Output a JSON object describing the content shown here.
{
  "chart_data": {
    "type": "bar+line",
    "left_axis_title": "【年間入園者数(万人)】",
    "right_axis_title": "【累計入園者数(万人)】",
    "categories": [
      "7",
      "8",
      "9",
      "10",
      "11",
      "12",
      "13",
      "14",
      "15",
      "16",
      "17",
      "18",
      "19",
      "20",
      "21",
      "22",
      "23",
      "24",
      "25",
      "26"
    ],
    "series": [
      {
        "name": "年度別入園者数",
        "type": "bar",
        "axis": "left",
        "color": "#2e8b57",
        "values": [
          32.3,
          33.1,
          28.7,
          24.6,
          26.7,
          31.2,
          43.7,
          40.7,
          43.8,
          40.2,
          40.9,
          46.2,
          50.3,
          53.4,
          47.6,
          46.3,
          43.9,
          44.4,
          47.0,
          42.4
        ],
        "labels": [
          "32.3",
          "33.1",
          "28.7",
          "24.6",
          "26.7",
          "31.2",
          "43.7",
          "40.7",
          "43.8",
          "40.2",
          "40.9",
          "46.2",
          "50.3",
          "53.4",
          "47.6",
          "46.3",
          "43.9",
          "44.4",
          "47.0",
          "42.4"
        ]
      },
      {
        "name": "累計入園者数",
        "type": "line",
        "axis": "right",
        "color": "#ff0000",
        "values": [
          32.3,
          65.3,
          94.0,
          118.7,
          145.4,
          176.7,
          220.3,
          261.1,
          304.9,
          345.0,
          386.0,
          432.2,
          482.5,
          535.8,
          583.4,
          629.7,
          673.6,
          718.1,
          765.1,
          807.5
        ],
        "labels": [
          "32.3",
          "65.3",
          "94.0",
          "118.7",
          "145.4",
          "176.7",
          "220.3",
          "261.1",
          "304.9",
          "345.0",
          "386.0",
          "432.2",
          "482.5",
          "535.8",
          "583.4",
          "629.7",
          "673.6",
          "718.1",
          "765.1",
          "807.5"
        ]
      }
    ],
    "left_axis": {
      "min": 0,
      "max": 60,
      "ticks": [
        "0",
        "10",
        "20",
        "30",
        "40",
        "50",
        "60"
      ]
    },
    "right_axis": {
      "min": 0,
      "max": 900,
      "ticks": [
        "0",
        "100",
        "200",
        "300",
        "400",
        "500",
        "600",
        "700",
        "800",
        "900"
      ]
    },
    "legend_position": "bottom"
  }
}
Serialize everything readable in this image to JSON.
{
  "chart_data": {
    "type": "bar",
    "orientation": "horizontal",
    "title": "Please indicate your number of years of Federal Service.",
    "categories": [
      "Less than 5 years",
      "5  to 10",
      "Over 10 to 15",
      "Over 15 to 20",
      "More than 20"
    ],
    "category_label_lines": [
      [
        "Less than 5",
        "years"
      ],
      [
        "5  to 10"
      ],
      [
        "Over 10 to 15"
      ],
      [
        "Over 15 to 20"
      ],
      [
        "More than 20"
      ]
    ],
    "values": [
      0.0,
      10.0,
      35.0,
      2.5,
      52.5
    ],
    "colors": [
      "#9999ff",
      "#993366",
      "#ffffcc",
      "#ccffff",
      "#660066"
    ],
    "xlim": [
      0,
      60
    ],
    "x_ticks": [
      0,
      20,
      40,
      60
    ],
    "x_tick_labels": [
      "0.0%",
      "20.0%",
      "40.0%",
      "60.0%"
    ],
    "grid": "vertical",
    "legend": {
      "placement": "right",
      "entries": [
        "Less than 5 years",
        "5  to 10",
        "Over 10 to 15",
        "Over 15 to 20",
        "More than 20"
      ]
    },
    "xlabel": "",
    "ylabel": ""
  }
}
=====
Task prompt: Repeat all of the records above exactly as written.

Written response:
Output a JSON object describing the content shown here.
{
  "chart_data": {
    "type": "bar+line",
    "left_axis_title": "【年間入園者数(万人)】",
    "right_axis_title": "【累計入園者数(万人)】",
    "categories": [
      "7",
      "8",
      "9",
      "10",
      "11",
      "12",
      "13",
      "14",
      "15",
      "16",
      "17",
      "18",
      "19",
      "20",
      "21",
      "22",
      "23",
      "24",
      "25",
      "26"
    ],
    "series": [
      {
        "name": "年度別入園者数",
        "type": "bar",
        "axis": "left",
        "color": "#2e8b57",
        "values": [
          32.3,
          33.1,
          28.7,
          24.6,
          26.7,
          31.2,
          43.7,
          40.7,
          43.8,
          40.2,
          40.9,
          46.2,
          50.3,
          53.4,
          47.6,
          46.3,
          43.9,
          44.4,
          47.0,
          42.4
        ],
        "labels": [
          "32.3",
          "33.1",
          "28.7",
          "24.6",
          "26.7",
          "31.2",
          "43.7",
          "40.7",
          "43.8",
          "40.2",
          "40.9",
          "46.2",
          "50.3",
          "53.4",
          "47.6",
          "46.3",
          "43.9",
          "44.4",
          "47.0",
          "42.4"
        ]
      },
      {
        "name": "累計入園者数",
        "type": "line",
        "axis": "right",
        "color": "#ff0000",
        "values": [
          32.3,
          65.3,
          94.0,
          118.7,
          145.4,
          176.7,
          220.3,
          261.1,
          304.9,
          345.0,
          386.0,
          432.2,
          482.5,
          535.8,
          583.4,
          629.7,
          673.6,
          718.1,
          765.1,
          807.5
        ],
        "labels": [
          "32.3",
          "65.3",
          "94.0",
          "118.7",
          "145.4",
          "176.7",
          "220.3",
          "261.1",
          "304.9",
          "345.0",
          "386.0",
          "432.2",
          "482.5",
          "535.8",
          "583.4",
          "629.7",
          "673.6",
          "718.1",
          "765.1",
          "807.5"
        ]
      }
    ],
    "left_axis": {
      "min": 0,
      "max": 60,
      "ticks": [
        "0",
        "10",
        "20",
        "30",
        "40",
        "50",
        "60"
      ]
    },
    "right_axis": {
      "min": 0,
      "max": 900,
      "ticks": [
        "0",
        "100",
        "200",
        "300",
        "400",
        "500",
        "600",
        "700",
        "800",
        "900"
      ]
    },
    "legend_position": "bottom"
  }
}
Serialize everything readable in this image to JSON.
{
  "chart_data": {
    "type": "bar",
    "orientation": "horizontal",
    "title": "Please indicate your number of years of Federal Service.",
    "categories": [
      "Less than 5 years",
      "5  to 10",
      "Over 10 to 15",
      "Over 15 to 20",
      "More than 20"
    ],
    "category_label_lines": [
      [
        "Less than 5",
        "years"
      ],
      [
        "5  to 10"
      ],
      [
        "Over 10 to 15"
      ],
      [
        "Over 15 to 20"
      ],
      [
        "More than 20"
      ]
    ],
    "values": [
      0.0,
      10.0,
      35.0,
      2.5,
      52.5
    ],
    "colors": [
      "#9999ff",
      "#993366",
      "#ffffcc",
      "#ccffff",
      "#660066"
    ],
    "xlim": [
      0,
      60
    ],
    "x_ticks": [
      0,
      20,
      40,
      60
    ],
    "x_tick_labels": [
      "0.0%",
      "20.0%",
      "40.0%",
      "60.0%"
    ],
    "grid": "vertical",
    "legend": {
      "placement": "right",
      "entries": [
        "Less than 5 years",
        "5  to 10",
        "Over 10 to 15",
        "Over 15 to 20",
        "More than 20"
      ]
    },
    "xlabel": "",
    "ylabel": ""
  }
}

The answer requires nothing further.